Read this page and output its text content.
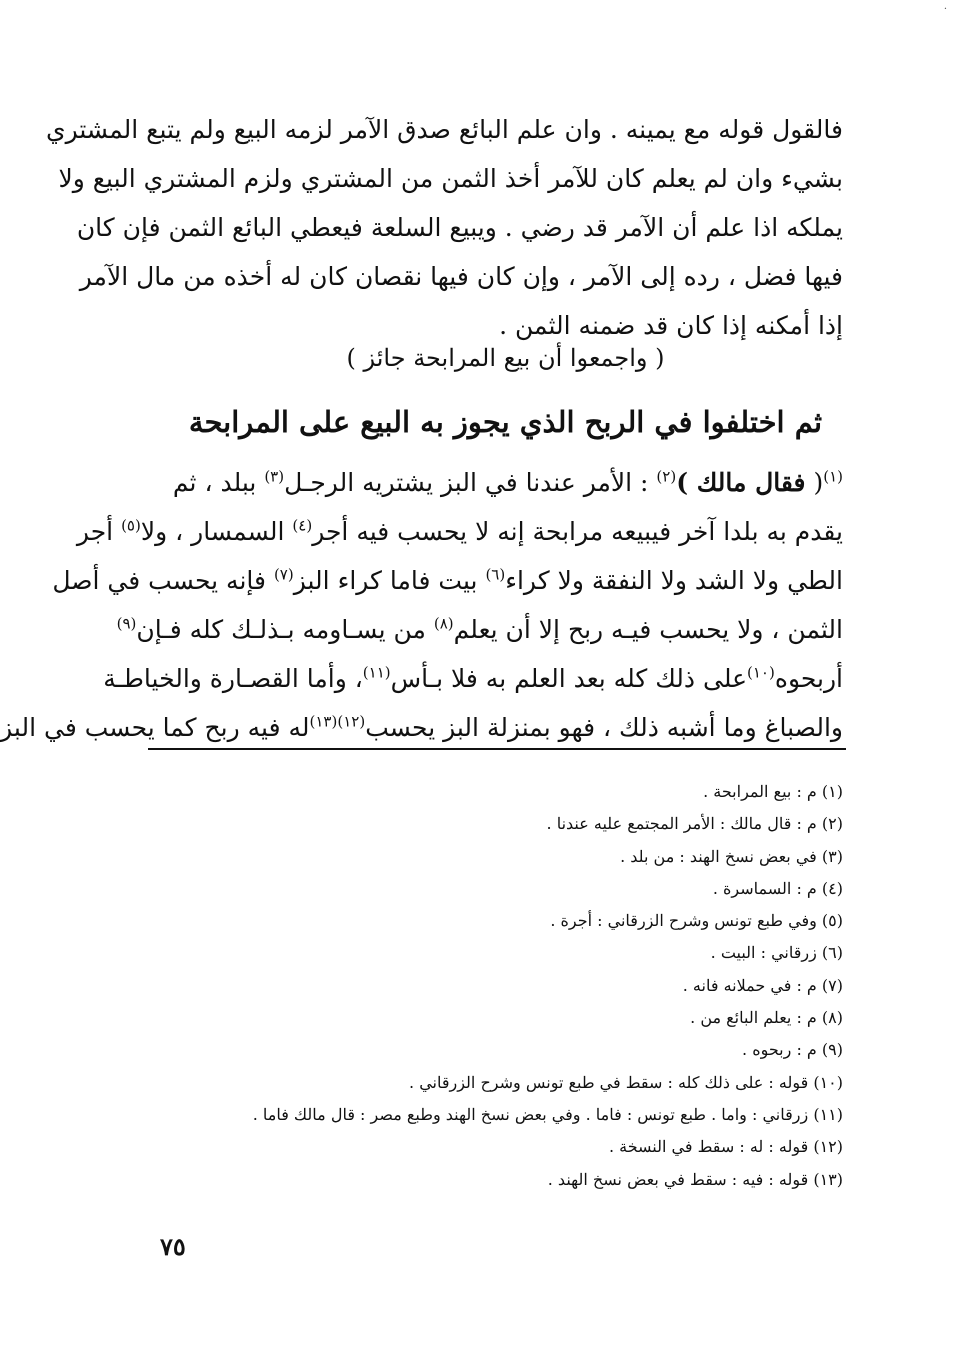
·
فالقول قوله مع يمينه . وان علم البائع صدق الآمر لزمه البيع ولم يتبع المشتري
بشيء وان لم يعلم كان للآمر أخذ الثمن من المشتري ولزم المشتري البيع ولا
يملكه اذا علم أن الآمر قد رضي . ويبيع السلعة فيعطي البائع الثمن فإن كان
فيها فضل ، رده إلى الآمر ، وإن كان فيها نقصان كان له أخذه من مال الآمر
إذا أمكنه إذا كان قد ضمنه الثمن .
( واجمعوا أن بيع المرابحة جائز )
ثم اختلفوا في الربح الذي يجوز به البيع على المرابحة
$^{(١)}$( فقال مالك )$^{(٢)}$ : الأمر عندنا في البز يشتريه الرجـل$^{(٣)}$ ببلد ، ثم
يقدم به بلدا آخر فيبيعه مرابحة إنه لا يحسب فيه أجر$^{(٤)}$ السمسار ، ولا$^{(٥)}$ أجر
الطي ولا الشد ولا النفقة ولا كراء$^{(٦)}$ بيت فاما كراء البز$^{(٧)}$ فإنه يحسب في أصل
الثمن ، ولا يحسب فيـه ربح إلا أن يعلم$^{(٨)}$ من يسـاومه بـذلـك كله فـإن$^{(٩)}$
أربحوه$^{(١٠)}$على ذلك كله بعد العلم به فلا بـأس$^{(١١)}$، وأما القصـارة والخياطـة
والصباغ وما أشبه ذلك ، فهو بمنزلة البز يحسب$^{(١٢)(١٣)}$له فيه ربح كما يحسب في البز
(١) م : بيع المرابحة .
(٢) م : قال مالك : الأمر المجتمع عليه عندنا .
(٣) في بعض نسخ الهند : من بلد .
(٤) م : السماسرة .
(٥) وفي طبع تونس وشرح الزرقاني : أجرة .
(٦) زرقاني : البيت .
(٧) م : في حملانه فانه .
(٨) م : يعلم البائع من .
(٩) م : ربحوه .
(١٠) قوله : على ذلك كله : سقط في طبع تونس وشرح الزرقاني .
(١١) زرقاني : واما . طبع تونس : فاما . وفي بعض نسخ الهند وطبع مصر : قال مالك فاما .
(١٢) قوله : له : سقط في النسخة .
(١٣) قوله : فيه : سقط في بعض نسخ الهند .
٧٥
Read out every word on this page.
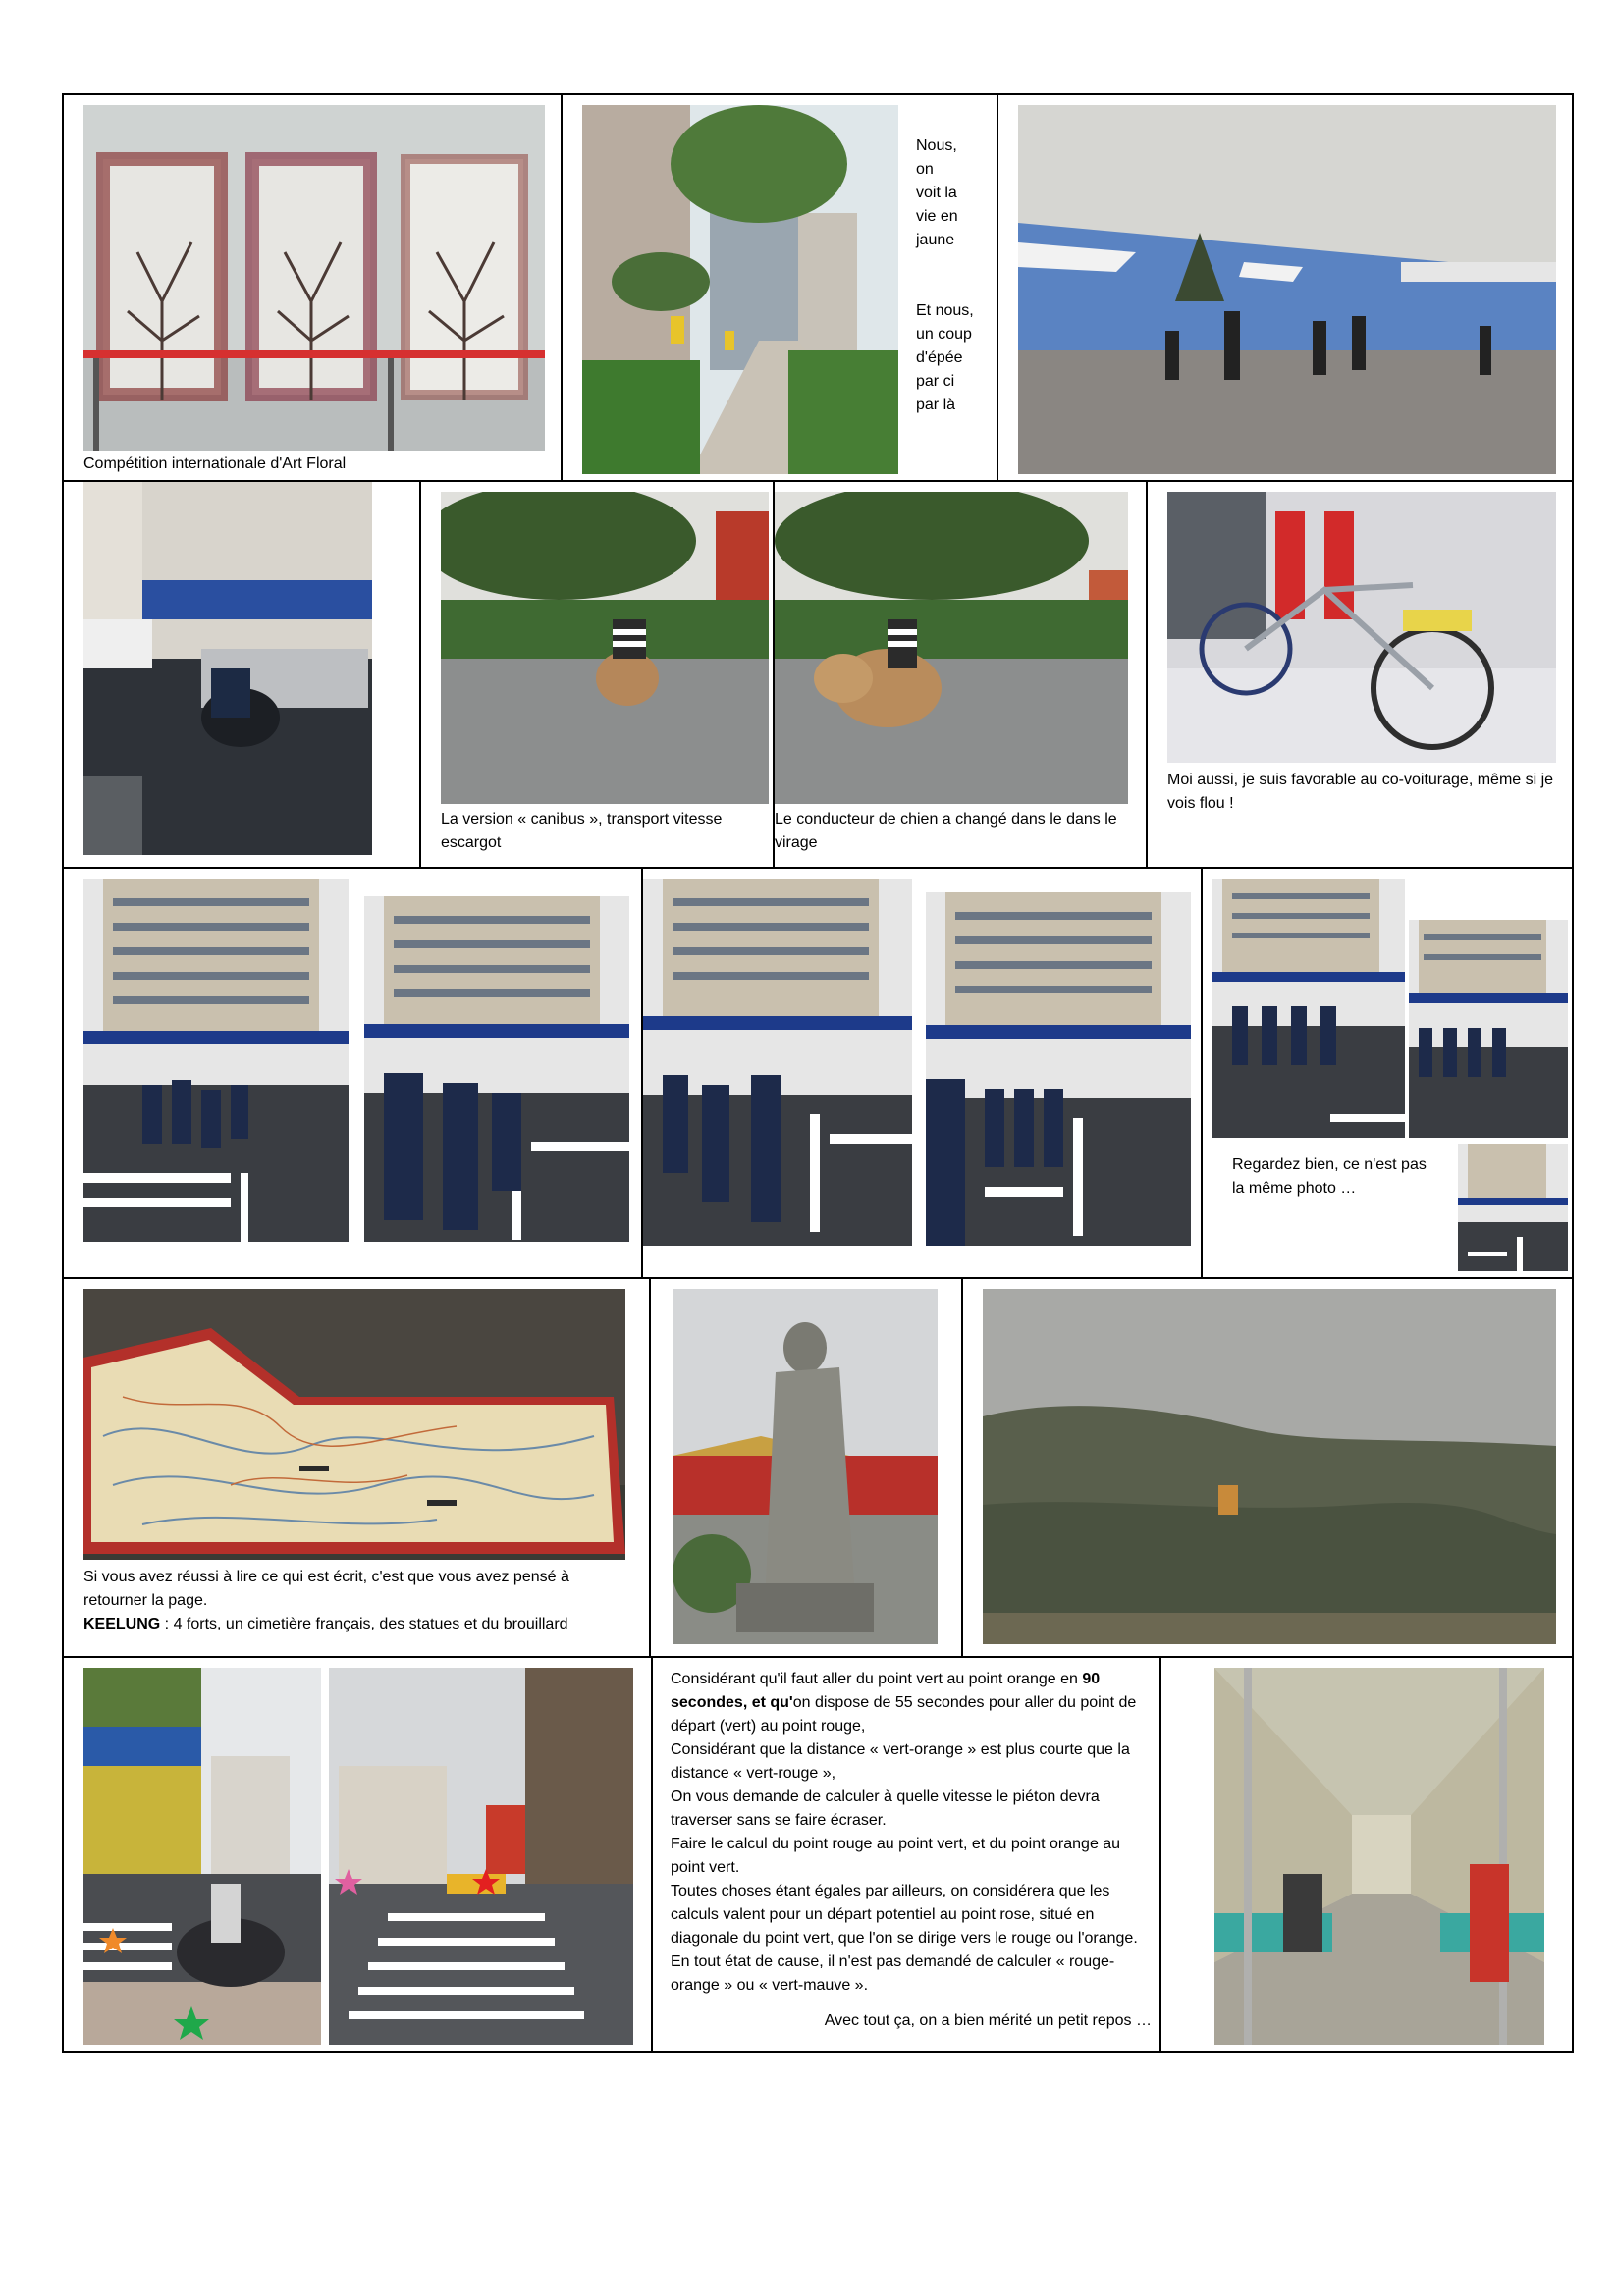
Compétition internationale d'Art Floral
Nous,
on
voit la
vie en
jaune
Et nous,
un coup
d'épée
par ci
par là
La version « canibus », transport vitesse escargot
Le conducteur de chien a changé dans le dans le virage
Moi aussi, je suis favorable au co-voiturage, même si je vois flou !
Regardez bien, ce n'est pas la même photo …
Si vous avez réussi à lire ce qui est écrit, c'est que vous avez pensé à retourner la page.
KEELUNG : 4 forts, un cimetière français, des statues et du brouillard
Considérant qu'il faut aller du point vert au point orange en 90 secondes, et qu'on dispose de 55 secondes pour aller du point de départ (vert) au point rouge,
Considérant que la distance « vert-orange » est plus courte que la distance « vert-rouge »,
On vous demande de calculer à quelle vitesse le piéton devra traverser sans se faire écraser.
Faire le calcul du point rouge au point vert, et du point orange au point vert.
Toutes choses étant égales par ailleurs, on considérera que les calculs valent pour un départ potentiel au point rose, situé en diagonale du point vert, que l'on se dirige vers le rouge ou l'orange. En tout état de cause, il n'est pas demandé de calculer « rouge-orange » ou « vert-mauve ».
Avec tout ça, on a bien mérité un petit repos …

------------------------------

Pictures don't belong in the copy. Transcribe every record exactly as it appears.

Read this page and output its text content.
·
فالقول قوله مع يمينه . وان علم البائع صدق الآمر لزمه البيع ولم يتبع المشتري
بشيء وان لم يعلم كان للآمر أخذ الثمن من المشتري ولزم المشتري البيع ولا
يملكه اذا علم أن الآمر قد رضي . ويبيع السلعة فيعطي البائع الثمن فإن كان
فيها فضل ، رده إلى الآمر ، وإن كان فيها نقصان كان له أخذه من مال الآمر
إذا أمكنه إذا كان قد ضمنه الثمن .
( واجمعوا أن بيع المرابحة جائز )
ثم اختلفوا في الربح الذي يجوز به البيع على المرابحة
$^{(١)}$( فقال مالك )$^{(٢)}$ : الأمر عندنا في البز يشتريه الرجـل$^{(٣)}$ ببلد ، ثم
يقدم به بلدا آخر فيبيعه مرابحة إنه لا يحسب فيه أجر$^{(٤)}$ السمسار ، ولا$^{(٥)}$ أجر
الطي ولا الشد ولا النفقة ولا كراء$^{(٦)}$ بيت فاما كراء البز$^{(٧)}$ فإنه يحسب في أصل
الثمن ، ولا يحسب فيـه ربح إلا أن يعلم$^{(٨)}$ من يسـاومه بـذلـك كله فـإن$^{(٩)}$
أربحوه$^{(١٠)}$على ذلك كله بعد العلم به فلا بـأس$^{(١١)}$، وأما القصـارة والخياطـة
والصباغ وما أشبه ذلك ، فهو بمنزلة البز يحسب$^{(١٢)(١٣)}$له فيه ربح كما يحسب في البز
(١) م : بيع المرابحة .
(٢) م : قال مالك : الأمر المجتمع عليه عندنا .
(٣) في بعض نسخ الهند : من بلد .
(٤) م : السماسرة .
(٥) وفي طبع تونس وشرح الزرقاني : أجرة .
(٦) زرقاني : البيت .
(٧) م : في حملانه فانه .
(٨) م : يعلم البائع من .
(٩) م : ربحوه .
(١٠) قوله : على ذلك كله : سقط في طبع تونس وشرح الزرقاني .
(١١) زرقاني : واما . طبع تونس : فاما . وفي بعض نسخ الهند وطبع مصر : قال مالك فاما .
(١٢) قوله : له : سقط في النسخة .
(١٣) قوله : فيه : سقط في بعض نسخ الهند .
٧٥
Read out every word on this page.
Compétition internationale d'Art Floral
Nous,
on
voit la
vie en
jaune
Et nous,
un coup
d'épée
par ci
par là
La version « canibus », transport vitesse escargot
Le conducteur de chien a changé dans le dans le virage
Moi aussi, je suis favorable au co-voiturage, même si je vois flou !
Regardez bien, ce n'est pas la même photo …
Si vous avez réussi à lire ce qui est écrit, c'est que vous avez pensé à retourner la page.
KEELUNG : 4 forts, un cimetière français, des statues et du brouillard
Considérant qu'il faut aller du point vert au point orange en 90 secondes, et qu'on dispose de 55 secondes pour aller du point de départ (vert) au point rouge,
Considérant que la distance « vert-orange » est plus courte que la distance « vert-rouge »,
On vous demande de calculer à quelle vitesse le piéton devra traverser sans se faire écraser.
Faire le calcul du point rouge au point vert, et du point orange au point vert.
Toutes choses étant égales par ailleurs, on considérera que les calculs valent pour un départ potentiel au point rose, situé en diagonale du point vert, que l'on se dirige vers le rouge ou l'orange. En tout état de cause, il n'est pas demandé de calculer « rouge-orange » ou « vert-mauve ».
Avec tout ça, on a bien mérité un petit repos …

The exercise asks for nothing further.